## The task
Identify each line in the records below that contains the word "upper", and copy it.

## Data

☆ ☆ ☆ ☆ ☆

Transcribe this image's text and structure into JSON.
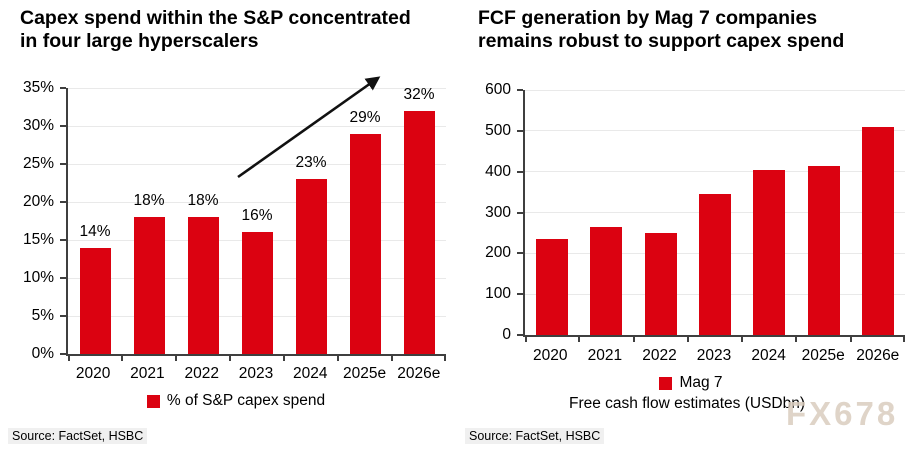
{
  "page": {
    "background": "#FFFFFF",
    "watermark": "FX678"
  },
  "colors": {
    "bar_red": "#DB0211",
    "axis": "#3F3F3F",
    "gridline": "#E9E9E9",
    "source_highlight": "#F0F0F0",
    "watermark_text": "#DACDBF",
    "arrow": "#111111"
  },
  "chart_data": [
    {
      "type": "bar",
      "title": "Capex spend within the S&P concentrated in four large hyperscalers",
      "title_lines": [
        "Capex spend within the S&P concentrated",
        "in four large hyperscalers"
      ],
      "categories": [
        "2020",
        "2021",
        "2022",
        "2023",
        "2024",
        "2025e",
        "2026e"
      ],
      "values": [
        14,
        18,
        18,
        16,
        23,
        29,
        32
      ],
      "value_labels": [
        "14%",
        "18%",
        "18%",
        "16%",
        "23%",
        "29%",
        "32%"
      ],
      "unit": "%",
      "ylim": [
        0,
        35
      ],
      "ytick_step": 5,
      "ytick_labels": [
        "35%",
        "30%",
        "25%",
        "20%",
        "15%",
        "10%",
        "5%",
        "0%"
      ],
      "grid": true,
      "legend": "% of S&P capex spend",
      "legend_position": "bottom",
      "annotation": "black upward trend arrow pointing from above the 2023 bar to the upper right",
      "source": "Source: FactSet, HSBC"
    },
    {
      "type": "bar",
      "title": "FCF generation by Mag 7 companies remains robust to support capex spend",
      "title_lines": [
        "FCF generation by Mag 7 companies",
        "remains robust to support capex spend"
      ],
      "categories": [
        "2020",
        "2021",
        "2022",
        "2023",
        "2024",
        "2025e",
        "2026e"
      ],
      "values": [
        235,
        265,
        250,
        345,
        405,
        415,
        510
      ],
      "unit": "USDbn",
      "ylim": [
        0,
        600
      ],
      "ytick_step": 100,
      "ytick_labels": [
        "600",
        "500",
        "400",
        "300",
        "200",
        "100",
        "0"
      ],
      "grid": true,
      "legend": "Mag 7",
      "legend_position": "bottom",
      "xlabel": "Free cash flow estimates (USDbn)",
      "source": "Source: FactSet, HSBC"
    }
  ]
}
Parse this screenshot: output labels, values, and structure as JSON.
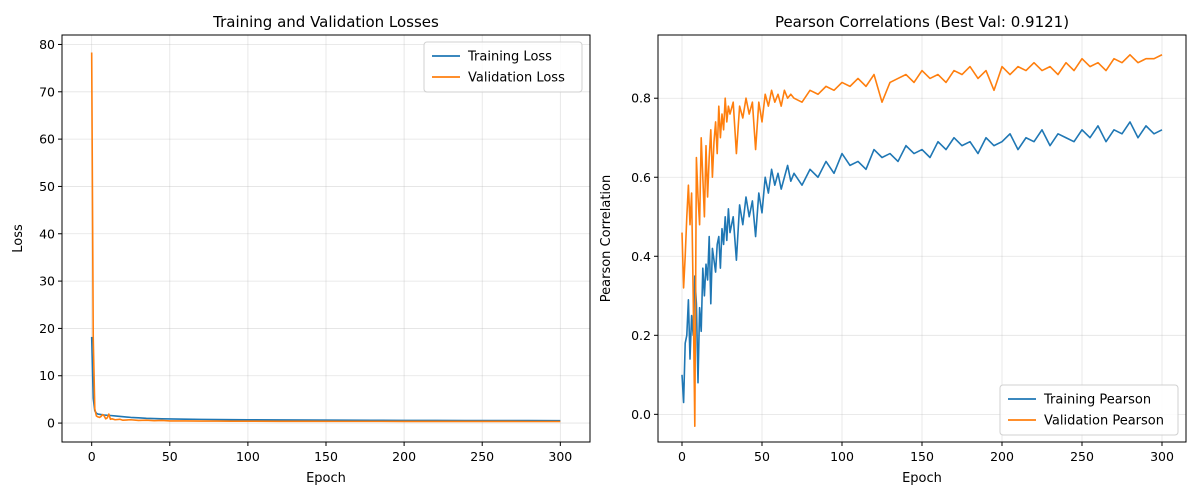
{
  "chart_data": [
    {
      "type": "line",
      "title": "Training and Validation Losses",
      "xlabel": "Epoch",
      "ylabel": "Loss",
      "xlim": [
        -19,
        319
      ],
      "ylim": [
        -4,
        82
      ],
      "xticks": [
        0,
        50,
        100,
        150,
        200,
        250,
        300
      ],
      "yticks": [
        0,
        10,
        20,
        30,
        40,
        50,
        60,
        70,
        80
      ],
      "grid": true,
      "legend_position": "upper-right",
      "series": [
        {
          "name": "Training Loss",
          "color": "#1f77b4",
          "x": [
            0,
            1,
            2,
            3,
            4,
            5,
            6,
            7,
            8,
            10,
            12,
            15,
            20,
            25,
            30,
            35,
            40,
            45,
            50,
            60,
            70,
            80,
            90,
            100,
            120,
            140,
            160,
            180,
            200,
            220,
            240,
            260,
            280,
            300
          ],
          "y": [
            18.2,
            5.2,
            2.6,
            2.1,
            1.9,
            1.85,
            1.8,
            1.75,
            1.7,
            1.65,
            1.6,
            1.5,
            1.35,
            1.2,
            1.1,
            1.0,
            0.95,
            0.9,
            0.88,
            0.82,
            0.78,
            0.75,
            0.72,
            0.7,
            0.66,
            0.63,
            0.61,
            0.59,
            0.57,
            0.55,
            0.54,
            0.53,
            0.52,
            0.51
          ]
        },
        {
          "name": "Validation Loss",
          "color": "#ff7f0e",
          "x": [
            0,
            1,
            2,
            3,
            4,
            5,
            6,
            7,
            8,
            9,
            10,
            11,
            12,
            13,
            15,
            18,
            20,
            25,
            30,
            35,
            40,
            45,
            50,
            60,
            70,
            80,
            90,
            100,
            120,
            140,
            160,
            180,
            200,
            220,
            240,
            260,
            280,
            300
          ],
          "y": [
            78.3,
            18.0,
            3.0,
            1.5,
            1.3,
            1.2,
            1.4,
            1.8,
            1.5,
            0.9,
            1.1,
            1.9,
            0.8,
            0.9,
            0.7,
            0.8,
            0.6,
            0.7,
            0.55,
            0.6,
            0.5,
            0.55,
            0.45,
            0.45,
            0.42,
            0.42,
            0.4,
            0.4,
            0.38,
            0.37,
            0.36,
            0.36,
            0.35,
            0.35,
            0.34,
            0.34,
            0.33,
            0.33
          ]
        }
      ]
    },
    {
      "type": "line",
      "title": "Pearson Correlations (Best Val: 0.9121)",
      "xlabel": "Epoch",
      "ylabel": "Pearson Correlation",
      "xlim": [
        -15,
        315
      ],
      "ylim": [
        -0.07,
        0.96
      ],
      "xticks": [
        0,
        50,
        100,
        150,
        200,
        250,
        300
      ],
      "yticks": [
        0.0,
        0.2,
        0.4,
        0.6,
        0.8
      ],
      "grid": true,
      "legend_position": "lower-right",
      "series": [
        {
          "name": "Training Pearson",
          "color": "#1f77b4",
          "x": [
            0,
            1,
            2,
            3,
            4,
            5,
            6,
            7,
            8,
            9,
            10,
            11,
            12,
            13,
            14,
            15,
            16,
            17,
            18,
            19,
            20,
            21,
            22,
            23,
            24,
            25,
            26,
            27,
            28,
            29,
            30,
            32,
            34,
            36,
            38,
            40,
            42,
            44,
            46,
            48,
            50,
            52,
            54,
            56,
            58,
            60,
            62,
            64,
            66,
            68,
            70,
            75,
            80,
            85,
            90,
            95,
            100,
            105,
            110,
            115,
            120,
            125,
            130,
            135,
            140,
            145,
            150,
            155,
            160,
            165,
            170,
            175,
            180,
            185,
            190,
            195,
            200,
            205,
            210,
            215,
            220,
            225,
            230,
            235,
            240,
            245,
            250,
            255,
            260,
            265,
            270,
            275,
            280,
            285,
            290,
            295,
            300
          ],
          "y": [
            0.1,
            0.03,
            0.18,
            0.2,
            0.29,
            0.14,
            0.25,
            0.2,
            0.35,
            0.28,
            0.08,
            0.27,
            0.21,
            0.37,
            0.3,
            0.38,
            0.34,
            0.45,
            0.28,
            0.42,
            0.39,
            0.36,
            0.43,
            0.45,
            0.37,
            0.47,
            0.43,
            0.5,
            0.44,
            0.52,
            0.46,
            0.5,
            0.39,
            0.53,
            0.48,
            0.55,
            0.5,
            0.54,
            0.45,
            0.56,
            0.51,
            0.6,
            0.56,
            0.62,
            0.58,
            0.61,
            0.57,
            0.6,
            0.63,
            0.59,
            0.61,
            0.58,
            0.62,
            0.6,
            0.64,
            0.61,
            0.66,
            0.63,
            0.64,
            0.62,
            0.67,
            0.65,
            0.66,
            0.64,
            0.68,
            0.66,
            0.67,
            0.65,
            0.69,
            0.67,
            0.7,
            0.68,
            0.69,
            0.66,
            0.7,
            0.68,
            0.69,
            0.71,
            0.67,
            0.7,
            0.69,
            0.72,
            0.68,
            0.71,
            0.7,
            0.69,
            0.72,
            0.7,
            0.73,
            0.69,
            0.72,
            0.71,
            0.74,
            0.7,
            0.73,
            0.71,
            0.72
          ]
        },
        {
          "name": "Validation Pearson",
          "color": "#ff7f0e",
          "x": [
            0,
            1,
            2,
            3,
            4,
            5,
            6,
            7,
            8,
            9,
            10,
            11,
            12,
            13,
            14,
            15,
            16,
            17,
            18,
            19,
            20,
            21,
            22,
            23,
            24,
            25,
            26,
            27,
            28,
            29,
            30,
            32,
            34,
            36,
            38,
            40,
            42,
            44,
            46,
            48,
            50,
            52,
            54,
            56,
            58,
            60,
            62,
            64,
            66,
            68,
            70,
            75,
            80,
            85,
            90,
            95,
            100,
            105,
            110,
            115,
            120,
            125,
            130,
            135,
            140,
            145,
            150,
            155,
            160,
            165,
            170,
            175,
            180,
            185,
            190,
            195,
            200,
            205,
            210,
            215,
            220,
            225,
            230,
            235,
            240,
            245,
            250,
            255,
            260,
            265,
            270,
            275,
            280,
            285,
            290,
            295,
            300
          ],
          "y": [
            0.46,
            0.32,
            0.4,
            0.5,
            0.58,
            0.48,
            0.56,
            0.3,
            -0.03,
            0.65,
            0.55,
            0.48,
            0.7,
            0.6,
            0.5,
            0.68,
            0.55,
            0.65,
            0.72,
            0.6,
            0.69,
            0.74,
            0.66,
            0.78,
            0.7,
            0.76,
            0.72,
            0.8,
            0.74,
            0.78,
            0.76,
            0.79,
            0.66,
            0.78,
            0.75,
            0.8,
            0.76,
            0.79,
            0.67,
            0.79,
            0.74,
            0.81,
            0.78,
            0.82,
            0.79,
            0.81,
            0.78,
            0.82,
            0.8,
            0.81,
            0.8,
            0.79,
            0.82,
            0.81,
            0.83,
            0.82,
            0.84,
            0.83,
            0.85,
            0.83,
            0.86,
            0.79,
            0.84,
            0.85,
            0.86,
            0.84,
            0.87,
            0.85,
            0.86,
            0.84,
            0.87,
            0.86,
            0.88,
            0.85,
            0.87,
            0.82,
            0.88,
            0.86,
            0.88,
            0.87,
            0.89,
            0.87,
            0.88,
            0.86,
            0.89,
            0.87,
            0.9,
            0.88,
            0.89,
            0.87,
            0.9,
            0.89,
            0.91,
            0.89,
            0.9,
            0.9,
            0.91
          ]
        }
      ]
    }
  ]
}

☆ ☆ ☆ ☆ ☆

## Solved problem
      "annotation": "black upward trend arrow pointing from above the 2023 bar to the upper right",
      "legend_position": "upper-right",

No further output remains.